Task requirements: Print, exactly and completely, every entry in the data.

Recorded information:
>> begin
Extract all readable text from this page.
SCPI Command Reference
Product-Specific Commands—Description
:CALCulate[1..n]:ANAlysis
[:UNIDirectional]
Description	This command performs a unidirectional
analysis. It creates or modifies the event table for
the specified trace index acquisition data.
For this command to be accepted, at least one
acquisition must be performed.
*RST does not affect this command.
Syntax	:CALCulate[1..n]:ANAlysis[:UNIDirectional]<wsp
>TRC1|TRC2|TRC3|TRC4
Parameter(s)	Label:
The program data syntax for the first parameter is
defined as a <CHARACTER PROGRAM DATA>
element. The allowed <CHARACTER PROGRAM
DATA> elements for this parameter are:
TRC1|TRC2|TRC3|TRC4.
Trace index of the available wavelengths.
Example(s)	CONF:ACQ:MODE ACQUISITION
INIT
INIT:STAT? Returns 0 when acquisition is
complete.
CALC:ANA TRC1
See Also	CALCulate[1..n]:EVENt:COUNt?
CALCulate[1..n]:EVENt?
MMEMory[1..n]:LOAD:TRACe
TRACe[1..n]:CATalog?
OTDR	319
>> end
Reply:
Extract all readable text from this page.
SCPI Command Reference
Product-Specific Commands—Description
:CALCulate[1..n]:ANAlysis
[:UNIDirectional]
Description	This command performs a unidirectional
analysis. It creates or modifies the event table for
the specified trace index acquisition data.
For this command to be accepted, at least one
acquisition must be performed.
*RST does not affect this command.
Syntax	:CALCulate[1..n]:ANAlysis[:UNIDirectional]<wsp
>TRC1|TRC2|TRC3|TRC4
Parameter(s)	Label:
The program data syntax for the first parameter is
defined as a <CHARACTER PROGRAM DATA>
element. The allowed <CHARACTER PROGRAM
DATA> elements for this parameter are:
TRC1|TRC2|TRC3|TRC4.
Trace index of the available wavelengths.
Example(s)	CONF:ACQ:MODE ACQUISITION
INIT
INIT:STAT? Returns 0 when acquisition is
complete.
CALC:ANA TRC1
See Also	CALCulate[1..n]:EVENt:COUNt?
CALCulate[1..n]:EVENt?
MMEMory[1..n]:LOAD:TRACe
TRACe[1..n]:CATalog?
OTDR	319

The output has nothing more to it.